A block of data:
[start]

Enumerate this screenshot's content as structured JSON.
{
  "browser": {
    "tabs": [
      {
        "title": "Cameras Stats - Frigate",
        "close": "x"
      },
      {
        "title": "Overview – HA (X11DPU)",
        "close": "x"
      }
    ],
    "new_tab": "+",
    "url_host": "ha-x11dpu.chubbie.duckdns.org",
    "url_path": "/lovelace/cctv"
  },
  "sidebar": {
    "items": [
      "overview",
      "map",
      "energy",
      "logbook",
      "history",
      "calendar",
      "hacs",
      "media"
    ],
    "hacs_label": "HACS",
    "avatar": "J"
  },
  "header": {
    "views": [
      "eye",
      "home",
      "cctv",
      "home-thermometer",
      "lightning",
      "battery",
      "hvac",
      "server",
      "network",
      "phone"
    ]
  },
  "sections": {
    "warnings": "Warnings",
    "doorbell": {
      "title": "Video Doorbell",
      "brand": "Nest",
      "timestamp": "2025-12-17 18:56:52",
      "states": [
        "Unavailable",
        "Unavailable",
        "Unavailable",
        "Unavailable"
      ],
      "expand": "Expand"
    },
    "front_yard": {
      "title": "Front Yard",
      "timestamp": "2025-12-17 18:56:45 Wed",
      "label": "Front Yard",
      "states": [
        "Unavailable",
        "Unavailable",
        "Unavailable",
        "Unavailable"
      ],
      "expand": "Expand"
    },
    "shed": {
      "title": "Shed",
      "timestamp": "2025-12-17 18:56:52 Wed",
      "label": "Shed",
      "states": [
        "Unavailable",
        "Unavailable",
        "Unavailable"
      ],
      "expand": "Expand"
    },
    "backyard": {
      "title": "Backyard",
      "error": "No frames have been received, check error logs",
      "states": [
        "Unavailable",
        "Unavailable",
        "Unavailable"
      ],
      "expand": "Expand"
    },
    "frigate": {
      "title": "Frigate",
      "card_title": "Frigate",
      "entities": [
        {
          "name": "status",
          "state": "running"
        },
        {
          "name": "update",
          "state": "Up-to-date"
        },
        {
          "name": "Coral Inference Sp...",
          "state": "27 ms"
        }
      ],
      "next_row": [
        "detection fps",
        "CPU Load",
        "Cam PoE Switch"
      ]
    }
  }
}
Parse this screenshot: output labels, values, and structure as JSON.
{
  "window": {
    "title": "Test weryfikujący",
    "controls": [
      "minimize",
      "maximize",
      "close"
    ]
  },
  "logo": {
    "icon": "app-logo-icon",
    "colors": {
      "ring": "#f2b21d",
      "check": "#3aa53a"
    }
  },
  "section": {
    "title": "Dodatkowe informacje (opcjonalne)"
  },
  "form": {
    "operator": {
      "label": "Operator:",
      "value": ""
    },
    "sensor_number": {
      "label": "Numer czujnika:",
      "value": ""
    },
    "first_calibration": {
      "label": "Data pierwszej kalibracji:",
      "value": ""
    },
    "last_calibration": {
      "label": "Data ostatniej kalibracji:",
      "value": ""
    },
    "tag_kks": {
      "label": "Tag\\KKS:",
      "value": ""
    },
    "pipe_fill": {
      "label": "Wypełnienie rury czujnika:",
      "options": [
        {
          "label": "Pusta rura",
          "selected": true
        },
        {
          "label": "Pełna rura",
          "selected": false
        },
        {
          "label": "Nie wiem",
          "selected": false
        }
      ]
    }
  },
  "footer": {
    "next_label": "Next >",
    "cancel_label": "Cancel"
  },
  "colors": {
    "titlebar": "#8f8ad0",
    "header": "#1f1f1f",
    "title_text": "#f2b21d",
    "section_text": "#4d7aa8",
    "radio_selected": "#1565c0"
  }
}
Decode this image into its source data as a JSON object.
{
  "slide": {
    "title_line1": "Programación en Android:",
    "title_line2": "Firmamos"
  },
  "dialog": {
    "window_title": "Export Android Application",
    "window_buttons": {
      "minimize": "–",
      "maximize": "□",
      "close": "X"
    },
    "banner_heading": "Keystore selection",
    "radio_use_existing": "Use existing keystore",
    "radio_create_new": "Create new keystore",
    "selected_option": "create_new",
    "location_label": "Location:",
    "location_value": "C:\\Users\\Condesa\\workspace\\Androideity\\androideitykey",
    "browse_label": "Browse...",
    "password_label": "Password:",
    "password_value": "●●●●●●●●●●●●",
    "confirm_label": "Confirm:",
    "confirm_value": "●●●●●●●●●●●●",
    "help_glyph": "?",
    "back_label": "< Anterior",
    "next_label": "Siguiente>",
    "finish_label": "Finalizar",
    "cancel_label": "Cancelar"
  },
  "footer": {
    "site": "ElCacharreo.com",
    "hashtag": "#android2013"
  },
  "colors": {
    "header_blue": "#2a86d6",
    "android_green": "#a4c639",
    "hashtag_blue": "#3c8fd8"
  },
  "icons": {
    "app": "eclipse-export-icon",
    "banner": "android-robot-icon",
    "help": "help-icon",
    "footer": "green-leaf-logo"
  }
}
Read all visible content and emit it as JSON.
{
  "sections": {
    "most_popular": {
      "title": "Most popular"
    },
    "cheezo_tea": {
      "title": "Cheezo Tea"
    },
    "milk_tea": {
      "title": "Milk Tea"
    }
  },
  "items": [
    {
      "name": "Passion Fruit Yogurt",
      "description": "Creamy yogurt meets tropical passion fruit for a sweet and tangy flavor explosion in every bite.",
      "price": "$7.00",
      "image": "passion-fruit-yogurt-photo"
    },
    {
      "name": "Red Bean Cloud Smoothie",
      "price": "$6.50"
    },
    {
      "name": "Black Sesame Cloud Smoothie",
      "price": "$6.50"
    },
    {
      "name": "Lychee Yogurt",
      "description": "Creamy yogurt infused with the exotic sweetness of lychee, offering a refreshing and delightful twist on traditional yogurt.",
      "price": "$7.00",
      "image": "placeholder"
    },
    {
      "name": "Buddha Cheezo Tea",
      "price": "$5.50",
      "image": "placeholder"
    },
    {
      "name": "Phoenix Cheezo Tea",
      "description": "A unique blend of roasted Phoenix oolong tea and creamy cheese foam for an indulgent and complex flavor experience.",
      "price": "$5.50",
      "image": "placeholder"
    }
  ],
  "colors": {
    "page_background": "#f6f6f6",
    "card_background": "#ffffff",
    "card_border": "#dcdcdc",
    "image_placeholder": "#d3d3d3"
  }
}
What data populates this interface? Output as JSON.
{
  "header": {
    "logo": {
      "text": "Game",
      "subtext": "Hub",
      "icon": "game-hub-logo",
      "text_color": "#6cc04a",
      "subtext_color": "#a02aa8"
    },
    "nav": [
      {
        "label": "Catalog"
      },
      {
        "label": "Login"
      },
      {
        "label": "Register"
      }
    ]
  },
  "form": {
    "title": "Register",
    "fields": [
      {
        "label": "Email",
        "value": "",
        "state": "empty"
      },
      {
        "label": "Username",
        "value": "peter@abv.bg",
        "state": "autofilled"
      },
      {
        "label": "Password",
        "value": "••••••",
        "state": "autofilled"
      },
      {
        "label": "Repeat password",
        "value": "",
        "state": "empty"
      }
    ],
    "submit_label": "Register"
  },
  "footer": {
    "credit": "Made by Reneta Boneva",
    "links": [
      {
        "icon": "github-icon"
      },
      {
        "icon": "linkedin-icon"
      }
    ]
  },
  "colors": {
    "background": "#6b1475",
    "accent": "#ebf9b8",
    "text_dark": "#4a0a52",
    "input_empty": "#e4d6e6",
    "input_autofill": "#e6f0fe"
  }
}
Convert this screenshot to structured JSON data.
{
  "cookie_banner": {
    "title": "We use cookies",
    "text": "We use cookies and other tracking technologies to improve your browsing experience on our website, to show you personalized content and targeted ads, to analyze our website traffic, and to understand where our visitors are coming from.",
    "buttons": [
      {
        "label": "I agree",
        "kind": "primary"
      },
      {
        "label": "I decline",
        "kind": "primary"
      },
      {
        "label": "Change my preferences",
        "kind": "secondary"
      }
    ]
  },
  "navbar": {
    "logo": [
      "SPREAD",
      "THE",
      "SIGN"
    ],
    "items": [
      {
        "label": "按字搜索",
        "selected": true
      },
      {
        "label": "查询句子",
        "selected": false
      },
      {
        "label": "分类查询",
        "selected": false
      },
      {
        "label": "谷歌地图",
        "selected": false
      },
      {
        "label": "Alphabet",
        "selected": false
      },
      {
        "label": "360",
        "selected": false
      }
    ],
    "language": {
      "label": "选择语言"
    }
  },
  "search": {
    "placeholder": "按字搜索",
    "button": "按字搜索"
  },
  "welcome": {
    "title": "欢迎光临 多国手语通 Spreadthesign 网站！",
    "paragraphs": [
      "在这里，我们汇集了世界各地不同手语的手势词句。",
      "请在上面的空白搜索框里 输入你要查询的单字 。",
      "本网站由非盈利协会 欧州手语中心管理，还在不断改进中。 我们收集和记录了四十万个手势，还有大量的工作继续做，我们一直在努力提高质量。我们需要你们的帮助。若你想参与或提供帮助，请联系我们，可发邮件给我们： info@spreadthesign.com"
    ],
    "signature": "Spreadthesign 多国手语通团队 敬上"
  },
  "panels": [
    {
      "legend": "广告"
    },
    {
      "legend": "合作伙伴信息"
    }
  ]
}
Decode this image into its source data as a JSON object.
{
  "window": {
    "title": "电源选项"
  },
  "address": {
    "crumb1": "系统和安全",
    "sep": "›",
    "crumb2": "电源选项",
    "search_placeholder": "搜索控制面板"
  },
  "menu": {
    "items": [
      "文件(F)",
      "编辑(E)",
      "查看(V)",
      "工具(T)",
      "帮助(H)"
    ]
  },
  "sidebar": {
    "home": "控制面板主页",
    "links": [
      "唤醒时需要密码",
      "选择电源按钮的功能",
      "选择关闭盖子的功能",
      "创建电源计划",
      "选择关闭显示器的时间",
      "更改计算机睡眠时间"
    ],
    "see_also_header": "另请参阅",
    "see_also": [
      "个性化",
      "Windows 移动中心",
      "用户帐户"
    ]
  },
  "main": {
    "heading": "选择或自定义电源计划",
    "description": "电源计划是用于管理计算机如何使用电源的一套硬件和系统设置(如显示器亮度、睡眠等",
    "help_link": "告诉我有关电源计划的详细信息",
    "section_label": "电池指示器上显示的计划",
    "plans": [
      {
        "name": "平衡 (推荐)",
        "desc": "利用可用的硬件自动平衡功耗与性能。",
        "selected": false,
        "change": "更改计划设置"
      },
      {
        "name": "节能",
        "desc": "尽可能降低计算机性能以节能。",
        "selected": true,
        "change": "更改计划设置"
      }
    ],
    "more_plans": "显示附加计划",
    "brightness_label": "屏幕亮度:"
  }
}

[end]

**What you will do**
Find the lines of the material that hold the word "content" and report their count alone.

**Output**
3